(Saved data entries)
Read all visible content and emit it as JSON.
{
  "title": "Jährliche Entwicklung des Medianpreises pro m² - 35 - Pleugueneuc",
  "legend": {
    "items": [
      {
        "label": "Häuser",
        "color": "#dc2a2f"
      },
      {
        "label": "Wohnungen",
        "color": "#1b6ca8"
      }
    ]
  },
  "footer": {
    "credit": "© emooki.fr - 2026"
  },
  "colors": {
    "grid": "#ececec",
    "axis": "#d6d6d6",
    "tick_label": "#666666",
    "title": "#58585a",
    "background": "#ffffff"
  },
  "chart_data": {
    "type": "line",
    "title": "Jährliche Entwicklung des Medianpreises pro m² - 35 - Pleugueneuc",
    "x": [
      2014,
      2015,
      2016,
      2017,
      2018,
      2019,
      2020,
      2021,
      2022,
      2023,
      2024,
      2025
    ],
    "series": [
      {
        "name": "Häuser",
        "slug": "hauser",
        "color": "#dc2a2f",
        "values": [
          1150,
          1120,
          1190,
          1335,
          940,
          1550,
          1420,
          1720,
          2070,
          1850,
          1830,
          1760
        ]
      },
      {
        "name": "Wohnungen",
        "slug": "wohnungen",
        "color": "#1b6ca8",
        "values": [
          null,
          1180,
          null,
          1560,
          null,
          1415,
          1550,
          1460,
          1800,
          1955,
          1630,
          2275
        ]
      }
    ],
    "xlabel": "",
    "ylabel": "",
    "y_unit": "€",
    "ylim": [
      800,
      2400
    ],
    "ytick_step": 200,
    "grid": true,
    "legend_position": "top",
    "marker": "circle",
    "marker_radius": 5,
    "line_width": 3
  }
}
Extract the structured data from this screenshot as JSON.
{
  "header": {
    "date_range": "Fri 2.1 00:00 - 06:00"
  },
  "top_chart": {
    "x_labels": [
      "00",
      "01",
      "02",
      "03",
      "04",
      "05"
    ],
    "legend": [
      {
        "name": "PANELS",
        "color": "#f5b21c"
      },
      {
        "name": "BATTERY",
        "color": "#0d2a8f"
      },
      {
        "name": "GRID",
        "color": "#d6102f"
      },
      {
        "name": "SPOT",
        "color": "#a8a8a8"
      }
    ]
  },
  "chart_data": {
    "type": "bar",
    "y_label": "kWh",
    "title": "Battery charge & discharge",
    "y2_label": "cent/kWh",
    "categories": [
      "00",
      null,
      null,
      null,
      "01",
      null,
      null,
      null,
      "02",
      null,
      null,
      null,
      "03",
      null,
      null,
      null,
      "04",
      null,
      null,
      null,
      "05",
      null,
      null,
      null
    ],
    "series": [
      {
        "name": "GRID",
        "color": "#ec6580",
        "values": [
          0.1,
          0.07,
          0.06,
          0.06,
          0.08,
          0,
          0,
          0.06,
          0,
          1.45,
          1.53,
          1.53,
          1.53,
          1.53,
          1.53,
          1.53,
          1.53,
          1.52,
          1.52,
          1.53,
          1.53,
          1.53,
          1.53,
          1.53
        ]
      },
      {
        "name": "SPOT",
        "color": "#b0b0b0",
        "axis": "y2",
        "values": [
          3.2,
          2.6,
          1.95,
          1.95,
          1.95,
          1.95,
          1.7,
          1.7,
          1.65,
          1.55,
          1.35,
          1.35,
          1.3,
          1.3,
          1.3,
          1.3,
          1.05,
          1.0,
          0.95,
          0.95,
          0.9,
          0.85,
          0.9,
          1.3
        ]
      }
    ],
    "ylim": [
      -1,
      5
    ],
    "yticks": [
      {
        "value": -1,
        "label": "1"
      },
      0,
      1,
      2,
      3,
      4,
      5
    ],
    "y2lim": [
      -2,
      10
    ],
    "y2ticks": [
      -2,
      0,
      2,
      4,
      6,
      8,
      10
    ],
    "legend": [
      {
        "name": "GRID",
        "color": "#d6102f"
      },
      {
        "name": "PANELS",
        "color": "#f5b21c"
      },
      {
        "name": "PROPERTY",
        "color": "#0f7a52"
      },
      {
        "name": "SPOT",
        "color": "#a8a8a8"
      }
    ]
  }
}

### Work to be completed
Make a verbatim copy of every entry shown above.

### Output
Read all visible content and emit it as JSON.
{
  "title": "Jährliche Entwicklung des Medianpreises pro m² - 35 - Pleugueneuc",
  "legend": {
    "items": [
      {
        "label": "Häuser",
        "color": "#dc2a2f"
      },
      {
        "label": "Wohnungen",
        "color": "#1b6ca8"
      }
    ]
  },
  "footer": {
    "credit": "© emooki.fr - 2026"
  },
  "colors": {
    "grid": "#ececec",
    "axis": "#d6d6d6",
    "tick_label": "#666666",
    "title": "#58585a",
    "background": "#ffffff"
  },
  "chart_data": {
    "type": "line",
    "title": "Jährliche Entwicklung des Medianpreises pro m² - 35 - Pleugueneuc",
    "x": [
      2014,
      2015,
      2016,
      2017,
      2018,
      2019,
      2020,
      2021,
      2022,
      2023,
      2024,
      2025
    ],
    "series": [
      {
        "name": "Häuser",
        "slug": "hauser",
        "color": "#dc2a2f",
        "values": [
          1150,
          1120,
          1190,
          1335,
          940,
          1550,
          1420,
          1720,
          2070,
          1850,
          1830,
          1760
        ]
      },
      {
        "name": "Wohnungen",
        "slug": "wohnungen",
        "color": "#1b6ca8",
        "values": [
          null,
          1180,
          null,
          1560,
          null,
          1415,
          1550,
          1460,
          1800,
          1955,
          1630,
          2275
        ]
      }
    ],
    "xlabel": "",
    "ylabel": "",
    "y_unit": "€",
    "ylim": [
      800,
      2400
    ],
    "ytick_step": 200,
    "grid": true,
    "legend_position": "top",
    "marker": "circle",
    "marker_radius": 5,
    "line_width": 3
  }
}
Extract the structured data from this screenshot as JSON.
{
  "header": {
    "date_range": "Fri 2.1 00:00 - 06:00"
  },
  "top_chart": {
    "x_labels": [
      "00",
      "01",
      "02",
      "03",
      "04",
      "05"
    ],
    "legend": [
      {
        "name": "PANELS",
        "color": "#f5b21c"
      },
      {
        "name": "BATTERY",
        "color": "#0d2a8f"
      },
      {
        "name": "GRID",
        "color": "#d6102f"
      },
      {
        "name": "SPOT",
        "color": "#a8a8a8"
      }
    ]
  },
  "chart_data": {
    "type": "bar",
    "y_label": "kWh",
    "title": "Battery charge & discharge",
    "y2_label": "cent/kWh",
    "categories": [
      "00",
      null,
      null,
      null,
      "01",
      null,
      null,
      null,
      "02",
      null,
      null,
      null,
      "03",
      null,
      null,
      null,
      "04",
      null,
      null,
      null,
      "05",
      null,
      null,
      null
    ],
    "series": [
      {
        "name": "GRID",
        "color": "#ec6580",
        "values": [
          0.1,
          0.07,
          0.06,
          0.06,
          0.08,
          0,
          0,
          0.06,
          0,
          1.45,
          1.53,
          1.53,
          1.53,
          1.53,
          1.53,
          1.53,
          1.53,
          1.52,
          1.52,
          1.53,
          1.53,
          1.53,
          1.53,
          1.53
        ]
      },
      {
        "name": "SPOT",
        "color": "#b0b0b0",
        "axis": "y2",
        "values": [
          3.2,
          2.6,
          1.95,
          1.95,
          1.95,
          1.95,
          1.7,
          1.7,
          1.65,
          1.55,
          1.35,
          1.35,
          1.3,
          1.3,
          1.3,
          1.3,
          1.05,
          1.0,
          0.95,
          0.95,
          0.9,
          0.85,
          0.9,
          1.3
        ]
      }
    ],
    "ylim": [
      -1,
      5
    ],
    "yticks": [
      {
        "value": -1,
        "label": "1"
      },
      0,
      1,
      2,
      3,
      4,
      5
    ],
    "y2lim": [
      -2,
      10
    ],
    "y2ticks": [
      -2,
      0,
      2,
      4,
      6,
      8,
      10
    ],
    "legend": [
      {
        "name": "GRID",
        "color": "#d6102f"
      },
      {
        "name": "PANELS",
        "color": "#f5b21c"
      },
      {
        "name": "PROPERTY",
        "color": "#0f7a52"
      },
      {
        "name": "SPOT",
        "color": "#a8a8a8"
      }
    ]
  }
}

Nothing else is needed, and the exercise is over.